| TASK DIRECTIONS |
Exactly reproduce the lines that follow.

| RECORDS FOR PROCESSING |
******
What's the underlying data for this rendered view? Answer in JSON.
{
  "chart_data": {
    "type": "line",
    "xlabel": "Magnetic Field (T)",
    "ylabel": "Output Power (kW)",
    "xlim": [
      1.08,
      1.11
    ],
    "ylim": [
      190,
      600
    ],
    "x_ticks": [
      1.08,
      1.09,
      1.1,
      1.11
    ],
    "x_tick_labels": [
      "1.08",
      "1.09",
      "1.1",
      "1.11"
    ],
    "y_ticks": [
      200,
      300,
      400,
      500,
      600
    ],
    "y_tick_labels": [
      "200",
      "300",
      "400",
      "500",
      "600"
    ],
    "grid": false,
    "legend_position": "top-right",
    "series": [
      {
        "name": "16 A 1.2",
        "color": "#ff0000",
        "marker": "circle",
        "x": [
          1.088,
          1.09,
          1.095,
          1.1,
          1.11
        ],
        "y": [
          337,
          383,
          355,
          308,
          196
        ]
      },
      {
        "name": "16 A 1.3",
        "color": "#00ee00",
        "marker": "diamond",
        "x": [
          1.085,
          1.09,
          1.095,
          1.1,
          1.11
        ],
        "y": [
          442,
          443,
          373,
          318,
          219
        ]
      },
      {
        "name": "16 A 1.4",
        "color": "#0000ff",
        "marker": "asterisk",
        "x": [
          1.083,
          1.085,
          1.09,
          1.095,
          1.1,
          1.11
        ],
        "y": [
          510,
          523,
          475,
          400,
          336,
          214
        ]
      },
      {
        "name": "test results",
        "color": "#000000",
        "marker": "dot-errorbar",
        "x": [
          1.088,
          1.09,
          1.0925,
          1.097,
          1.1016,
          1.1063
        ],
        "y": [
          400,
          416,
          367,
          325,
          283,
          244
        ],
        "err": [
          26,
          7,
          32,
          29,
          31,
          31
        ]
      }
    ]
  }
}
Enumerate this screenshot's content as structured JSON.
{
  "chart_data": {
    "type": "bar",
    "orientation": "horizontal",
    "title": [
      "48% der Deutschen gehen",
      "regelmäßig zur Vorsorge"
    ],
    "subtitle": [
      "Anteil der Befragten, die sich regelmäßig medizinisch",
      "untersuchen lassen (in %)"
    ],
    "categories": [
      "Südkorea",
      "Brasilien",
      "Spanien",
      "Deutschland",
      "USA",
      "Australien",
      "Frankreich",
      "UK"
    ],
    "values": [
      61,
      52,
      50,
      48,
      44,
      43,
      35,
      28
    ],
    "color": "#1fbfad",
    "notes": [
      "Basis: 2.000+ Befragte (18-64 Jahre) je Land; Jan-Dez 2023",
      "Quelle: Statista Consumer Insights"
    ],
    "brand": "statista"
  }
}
******
| RESULT OF THE TASK |
What's the underlying data for this rendered view? Answer in JSON.
{
  "chart_data": {
    "type": "line",
    "xlabel": "Magnetic Field (T)",
    "ylabel": "Output Power (kW)",
    "xlim": [
      1.08,
      1.11
    ],
    "ylim": [
      190,
      600
    ],
    "x_ticks": [
      1.08,
      1.09,
      1.1,
      1.11
    ],
    "x_tick_labels": [
      "1.08",
      "1.09",
      "1.1",
      "1.11"
    ],
    "y_ticks": [
      200,
      300,
      400,
      500,
      600
    ],
    "y_tick_labels": [
      "200",
      "300",
      "400",
      "500",
      "600"
    ],
    "grid": false,
    "legend_position": "top-right",
    "series": [
      {
        "name": "16 A 1.2",
        "color": "#ff0000",
        "marker": "circle",
        "x": [
          1.088,
          1.09,
          1.095,
          1.1,
          1.11
        ],
        "y": [
          337,
          383,
          355,
          308,
          196
        ]
      },
      {
        "name": "16 A 1.3",
        "color": "#00ee00",
        "marker": "diamond",
        "x": [
          1.085,
          1.09,
          1.095,
          1.1,
          1.11
        ],
        "y": [
          442,
          443,
          373,
          318,
          219
        ]
      },
      {
        "name": "16 A 1.4",
        "color": "#0000ff",
        "marker": "asterisk",
        "x": [
          1.083,
          1.085,
          1.09,
          1.095,
          1.1,
          1.11
        ],
        "y": [
          510,
          523,
          475,
          400,
          336,
          214
        ]
      },
      {
        "name": "test results",
        "color": "#000000",
        "marker": "dot-errorbar",
        "x": [
          1.088,
          1.09,
          1.0925,
          1.097,
          1.1016,
          1.1063
        ],
        "y": [
          400,
          416,
          367,
          325,
          283,
          244
        ],
        "err": [
          26,
          7,
          32,
          29,
          31,
          31
        ]
      }
    ]
  }
}
Enumerate this screenshot's content as structured JSON.
{
  "chart_data": {
    "type": "bar",
    "orientation": "horizontal",
    "title": [
      "48% der Deutschen gehen",
      "regelmäßig zur Vorsorge"
    ],
    "subtitle": [
      "Anteil der Befragten, die sich regelmäßig medizinisch",
      "untersuchen lassen (in %)"
    ],
    "categories": [
      "Südkorea",
      "Brasilien",
      "Spanien",
      "Deutschland",
      "USA",
      "Australien",
      "Frankreich",
      "UK"
    ],
    "values": [
      61,
      52,
      50,
      48,
      44,
      43,
      35,
      28
    ],
    "color": "#1fbfad",
    "notes": [
      "Basis: 2.000+ Befragte (18-64 Jahre) je Land; Jan-Dez 2023",
      "Quelle: Statista Consumer Insights"
    ],
    "brand": "statista"
  }
}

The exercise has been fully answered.